Short task: Print each line exactly as it is given.
══════════
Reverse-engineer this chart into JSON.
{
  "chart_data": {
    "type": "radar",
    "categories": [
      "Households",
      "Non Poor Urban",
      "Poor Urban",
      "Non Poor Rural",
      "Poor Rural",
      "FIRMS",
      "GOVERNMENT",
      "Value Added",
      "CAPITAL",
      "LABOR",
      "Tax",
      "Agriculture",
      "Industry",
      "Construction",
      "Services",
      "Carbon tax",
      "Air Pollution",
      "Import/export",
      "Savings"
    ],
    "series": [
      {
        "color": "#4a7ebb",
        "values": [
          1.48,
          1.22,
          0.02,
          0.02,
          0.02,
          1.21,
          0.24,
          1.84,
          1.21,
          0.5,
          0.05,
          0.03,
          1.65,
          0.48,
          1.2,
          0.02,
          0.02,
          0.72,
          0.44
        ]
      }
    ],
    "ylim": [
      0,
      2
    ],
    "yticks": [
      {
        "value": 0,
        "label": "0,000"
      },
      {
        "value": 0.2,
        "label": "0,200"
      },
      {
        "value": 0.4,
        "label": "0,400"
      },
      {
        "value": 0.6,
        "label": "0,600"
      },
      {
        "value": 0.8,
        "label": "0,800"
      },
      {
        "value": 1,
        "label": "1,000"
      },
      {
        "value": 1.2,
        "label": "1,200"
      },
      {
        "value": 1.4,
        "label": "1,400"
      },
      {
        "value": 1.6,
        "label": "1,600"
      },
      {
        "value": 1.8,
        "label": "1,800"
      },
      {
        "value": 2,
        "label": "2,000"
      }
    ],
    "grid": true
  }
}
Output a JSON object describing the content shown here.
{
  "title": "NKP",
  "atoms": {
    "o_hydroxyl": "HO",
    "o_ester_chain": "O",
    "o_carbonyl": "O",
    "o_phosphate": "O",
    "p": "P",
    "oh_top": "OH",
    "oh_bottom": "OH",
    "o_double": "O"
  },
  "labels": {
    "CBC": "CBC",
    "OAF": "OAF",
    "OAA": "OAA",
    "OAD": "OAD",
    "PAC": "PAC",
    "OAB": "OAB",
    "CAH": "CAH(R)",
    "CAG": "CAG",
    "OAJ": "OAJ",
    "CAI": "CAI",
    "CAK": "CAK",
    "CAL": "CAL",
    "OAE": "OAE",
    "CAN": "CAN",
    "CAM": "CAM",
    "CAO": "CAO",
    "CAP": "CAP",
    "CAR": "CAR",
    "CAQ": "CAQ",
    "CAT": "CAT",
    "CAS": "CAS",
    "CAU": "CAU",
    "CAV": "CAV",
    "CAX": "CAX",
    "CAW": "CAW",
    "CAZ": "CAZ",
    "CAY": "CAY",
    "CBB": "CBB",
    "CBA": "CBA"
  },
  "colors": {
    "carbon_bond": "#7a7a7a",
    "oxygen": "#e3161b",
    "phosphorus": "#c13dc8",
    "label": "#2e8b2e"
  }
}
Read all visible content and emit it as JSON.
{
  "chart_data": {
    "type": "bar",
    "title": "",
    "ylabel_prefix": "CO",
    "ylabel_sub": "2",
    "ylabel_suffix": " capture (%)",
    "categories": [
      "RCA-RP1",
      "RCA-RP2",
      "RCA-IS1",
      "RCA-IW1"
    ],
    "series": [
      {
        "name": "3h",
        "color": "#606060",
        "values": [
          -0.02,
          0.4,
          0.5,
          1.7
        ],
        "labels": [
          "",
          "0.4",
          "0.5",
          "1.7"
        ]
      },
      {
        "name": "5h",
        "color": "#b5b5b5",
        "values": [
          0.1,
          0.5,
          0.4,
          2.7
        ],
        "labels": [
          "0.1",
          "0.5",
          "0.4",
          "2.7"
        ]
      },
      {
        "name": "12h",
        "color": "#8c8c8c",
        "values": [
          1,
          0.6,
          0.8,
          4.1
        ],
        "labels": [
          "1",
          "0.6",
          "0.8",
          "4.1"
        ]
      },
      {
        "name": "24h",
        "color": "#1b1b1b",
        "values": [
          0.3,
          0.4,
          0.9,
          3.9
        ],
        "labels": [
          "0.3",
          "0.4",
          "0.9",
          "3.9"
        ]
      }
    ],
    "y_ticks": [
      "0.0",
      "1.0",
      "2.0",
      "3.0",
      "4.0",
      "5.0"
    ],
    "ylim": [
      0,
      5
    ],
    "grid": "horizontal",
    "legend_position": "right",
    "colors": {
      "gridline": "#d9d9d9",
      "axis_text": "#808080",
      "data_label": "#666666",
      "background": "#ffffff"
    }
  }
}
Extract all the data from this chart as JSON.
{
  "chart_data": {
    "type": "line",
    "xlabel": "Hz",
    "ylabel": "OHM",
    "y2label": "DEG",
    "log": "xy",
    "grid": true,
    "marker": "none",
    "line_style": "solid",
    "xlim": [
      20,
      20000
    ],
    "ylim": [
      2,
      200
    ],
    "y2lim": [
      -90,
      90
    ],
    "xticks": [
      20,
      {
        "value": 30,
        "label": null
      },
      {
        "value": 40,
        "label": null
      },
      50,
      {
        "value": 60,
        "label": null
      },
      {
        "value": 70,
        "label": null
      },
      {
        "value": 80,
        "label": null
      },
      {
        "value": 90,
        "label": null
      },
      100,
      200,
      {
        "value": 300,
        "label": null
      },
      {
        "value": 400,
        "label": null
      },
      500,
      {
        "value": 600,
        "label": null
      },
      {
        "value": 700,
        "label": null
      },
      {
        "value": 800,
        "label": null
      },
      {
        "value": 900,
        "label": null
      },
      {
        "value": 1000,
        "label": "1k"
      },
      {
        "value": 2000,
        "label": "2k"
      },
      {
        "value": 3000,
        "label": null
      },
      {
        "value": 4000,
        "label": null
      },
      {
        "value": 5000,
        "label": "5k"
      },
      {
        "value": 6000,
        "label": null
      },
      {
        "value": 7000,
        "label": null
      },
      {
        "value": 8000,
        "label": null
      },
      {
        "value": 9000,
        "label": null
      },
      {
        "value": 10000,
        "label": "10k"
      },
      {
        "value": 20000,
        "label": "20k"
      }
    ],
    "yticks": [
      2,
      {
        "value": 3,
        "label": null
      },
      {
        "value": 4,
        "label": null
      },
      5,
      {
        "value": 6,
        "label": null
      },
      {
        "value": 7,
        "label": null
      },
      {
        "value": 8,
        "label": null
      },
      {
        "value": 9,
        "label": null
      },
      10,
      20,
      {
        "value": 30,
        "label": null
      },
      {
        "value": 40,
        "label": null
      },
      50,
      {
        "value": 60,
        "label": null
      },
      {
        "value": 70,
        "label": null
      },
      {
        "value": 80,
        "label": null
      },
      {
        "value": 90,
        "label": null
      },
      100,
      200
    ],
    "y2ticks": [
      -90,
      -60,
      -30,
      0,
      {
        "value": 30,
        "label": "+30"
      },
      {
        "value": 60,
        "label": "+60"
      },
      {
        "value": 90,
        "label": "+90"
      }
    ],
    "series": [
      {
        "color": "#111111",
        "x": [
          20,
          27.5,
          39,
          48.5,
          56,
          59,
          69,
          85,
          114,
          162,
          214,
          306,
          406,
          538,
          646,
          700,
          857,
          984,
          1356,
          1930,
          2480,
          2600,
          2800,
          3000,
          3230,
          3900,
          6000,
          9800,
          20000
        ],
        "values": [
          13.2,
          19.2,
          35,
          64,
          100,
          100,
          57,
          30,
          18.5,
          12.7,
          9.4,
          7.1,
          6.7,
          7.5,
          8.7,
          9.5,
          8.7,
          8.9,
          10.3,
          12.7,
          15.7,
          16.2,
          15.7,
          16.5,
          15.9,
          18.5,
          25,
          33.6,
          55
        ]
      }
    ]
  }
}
══════════
Answer to the problem:
Reverse-engineer this chart into JSON.
{
  "chart_data": {
    "type": "radar",
    "categories": [
      "Households",
      "Non Poor Urban",
      "Poor Urban",
      "Non Poor Rural",
      "Poor Rural",
      "FIRMS",
      "GOVERNMENT",
      "Value Added",
      "CAPITAL",
      "LABOR",
      "Tax",
      "Agriculture",
      "Industry",
      "Construction",
      "Services",
      "Carbon tax",
      "Air Pollution",
      "Import/export",
      "Savings"
    ],
    "series": [
      {
        "color": "#4a7ebb",
        "values": [
          1.48,
          1.22,
          0.02,
          0.02,
          0.02,
          1.21,
          0.24,
          1.84,
          1.21,
          0.5,
          0.05,
          0.03,
          1.65,
          0.48,
          1.2,
          0.02,
          0.02,
          0.72,
          0.44
        ]
      }
    ],
    "ylim": [
      0,
      2
    ],
    "yticks": [
      {
        "value": 0,
        "label": "0,000"
      },
      {
        "value": 0.2,
        "label": "0,200"
      },
      {
        "value": 0.4,
        "label": "0,400"
      },
      {
        "value": 0.6,
        "label": "0,600"
      },
      {
        "value": 0.8,
        "label": "0,800"
      },
      {
        "value": 1,
        "label": "1,000"
      },
      {
        "value": 1.2,
        "label": "1,200"
      },
      {
        "value": 1.4,
        "label": "1,400"
      },
      {
        "value": 1.6,
        "label": "1,600"
      },
      {
        "value": 1.8,
        "label": "1,800"
      },
      {
        "value": 2,
        "label": "2,000"
      }
    ],
    "grid": true
  }
}
Output a JSON object describing the content shown here.
{
  "title": "NKP",
  "atoms": {
    "o_hydroxyl": "HO",
    "o_ester_chain": "O",
    "o_carbonyl": "O",
    "o_phosphate": "O",
    "p": "P",
    "oh_top": "OH",
    "oh_bottom": "OH",
    "o_double": "O"
  },
  "labels": {
    "CBC": "CBC",
    "OAF": "OAF",
    "OAA": "OAA",
    "OAD": "OAD",
    "PAC": "PAC",
    "OAB": "OAB",
    "CAH": "CAH(R)",
    "CAG": "CAG",
    "OAJ": "OAJ",
    "CAI": "CAI",
    "CAK": "CAK",
    "CAL": "CAL",
    "OAE": "OAE",
    "CAN": "CAN",
    "CAM": "CAM",
    "CAO": "CAO",
    "CAP": "CAP",
    "CAR": "CAR",
    "CAQ": "CAQ",
    "CAT": "CAT",
    "CAS": "CAS",
    "CAU": "CAU",
    "CAV": "CAV",
    "CAX": "CAX",
    "CAW": "CAW",
    "CAZ": "CAZ",
    "CAY": "CAY",
    "CBB": "CBB",
    "CBA": "CBA"
  },
  "colors": {
    "carbon_bond": "#7a7a7a",
    "oxygen": "#e3161b",
    "phosphorus": "#c13dc8",
    "label": "#2e8b2e"
  }
}
Read all visible content and emit it as JSON.
{
  "chart_data": {
    "type": "bar",
    "title": "",
    "ylabel_prefix": "CO",
    "ylabel_sub": "2",
    "ylabel_suffix": " capture (%)",
    "categories": [
      "RCA-RP1",
      "RCA-RP2",
      "RCA-IS1",
      "RCA-IW1"
    ],
    "series": [
      {
        "name": "3h",
        "color": "#606060",
        "values": [
          -0.02,
          0.4,
          0.5,
          1.7
        ],
        "labels": [
          "",
          "0.4",
          "0.5",
          "1.7"
        ]
      },
      {
        "name": "5h",
        "color": "#b5b5b5",
        "values": [
          0.1,
          0.5,
          0.4,
          2.7
        ],
        "labels": [
          "0.1",
          "0.5",
          "0.4",
          "2.7"
        ]
      },
      {
        "name": "12h",
        "color": "#8c8c8c",
        "values": [
          1,
          0.6,
          0.8,
          4.1
        ],
        "labels": [
          "1",
          "0.6",
          "0.8",
          "4.1"
        ]
      },
      {
        "name": "24h",
        "color": "#1b1b1b",
        "values": [
          0.3,
          0.4,
          0.9,
          3.9
        ],
        "labels": [
          "0.3",
          "0.4",
          "0.9",
          "3.9"
        ]
      }
    ],
    "y_ticks": [
      "0.0",
      "1.0",
      "2.0",
      "3.0",
      "4.0",
      "5.0"
    ],
    "ylim": [
      0,
      5
    ],
    "grid": "horizontal",
    "legend_position": "right",
    "colors": {
      "gridline": "#d9d9d9",
      "axis_text": "#808080",
      "data_label": "#666666",
      "background": "#ffffff"
    }
  }
}
Extract all the data from this chart as JSON.
{
  "chart_data": {
    "type": "line",
    "xlabel": "Hz",
    "ylabel": "OHM",
    "y2label": "DEG",
    "log": "xy",
    "grid": true,
    "marker": "none",
    "line_style": "solid",
    "xlim": [
      20,
      20000
    ],
    "ylim": [
      2,
      200
    ],
    "y2lim": [
      -90,
      90
    ],
    "xticks": [
      20,
      {
        "value": 30,
        "label": null
      },
      {
        "value": 40,
        "label": null
      },
      50,
      {
        "value": 60,
        "label": null
      },
      {
        "value": 70,
        "label": null
      },
      {
        "value": 80,
        "label": null
      },
      {
        "value": 90,
        "label": null
      },
      100,
      200,
      {
        "value": 300,
        "label": null
      },
      {
        "value": 400,
        "label": null
      },
      500,
      {
        "value": 600,
        "label": null
      },
      {
        "value": 700,
        "label": null
      },
      {
        "value": 800,
        "label": null
      },
      {
        "value": 900,
        "label": null
      },
      {
        "value": 1000,
        "label": "1k"
      },
      {
        "value": 2000,
        "label": "2k"
      },
      {
        "value": 3000,
        "label": null
      },
      {
        "value": 4000,
        "label": null
      },
      {
        "value": 5000,
        "label": "5k"
      },
      {
        "value": 6000,
        "label": null
      },
      {
        "value": 7000,
        "label": null
      },
      {
        "value": 8000,
        "label": null
      },
      {
        "value": 9000,
        "label": null
      },
      {
        "value": 10000,
        "label": "10k"
      },
      {
        "value": 20000,
        "label": "20k"
      }
    ],
    "yticks": [
      2,
      {
        "value": 3,
        "label": null
      },
      {
        "value": 4,
        "label": null
      },
      5,
      {
        "value": 6,
        "label": null
      },
      {
        "value": 7,
        "label": null
      },
      {
        "value": 8,
        "label": null
      },
      {
        "value": 9,
        "label": null
      },
      10,
      20,
      {
        "value": 30,
        "label": null
      },
      {
        "value": 40,
        "label": null
      },
      50,
      {
        "value": 60,
        "label": null
      },
      {
        "value": 70,
        "label": null
      },
      {
        "value": 80,
        "label": null
      },
      {
        "value": 90,
        "label": null
      },
      100,
      200
    ],
    "y2ticks": [
      -90,
      -60,
      -30,
      0,
      {
        "value": 30,
        "label": "+30"
      },
      {
        "value": 60,
        "label": "+60"
      },
      {
        "value": 90,
        "label": "+90"
      }
    ],
    "series": [
      {
        "color": "#111111",
        "x": [
          20,
          27.5,
          39,
          48.5,
          56,
          59,
          69,
          85,
          114,
          162,
          214,
          306,
          406,
          538,
          646,
          700,
          857,
          984,
          1356,
          1930,
          2480,
          2600,
          2800,
          3000,
          3230,
          3900,
          6000,
          9800,
          20000
        ],
        "values": [
          13.2,
          19.2,
          35,
          64,
          100,
          100,
          57,
          30,
          18.5,
          12.7,
          9.4,
          7.1,
          6.7,
          7.5,
          8.7,
          9.5,
          8.7,
          8.9,
          10.3,
          12.7,
          15.7,
          16.2,
          15.7,
          16.5,
          15.9,
          18.5,
          25,
          33.6,
          55
        ]
      }
    ]
  }
}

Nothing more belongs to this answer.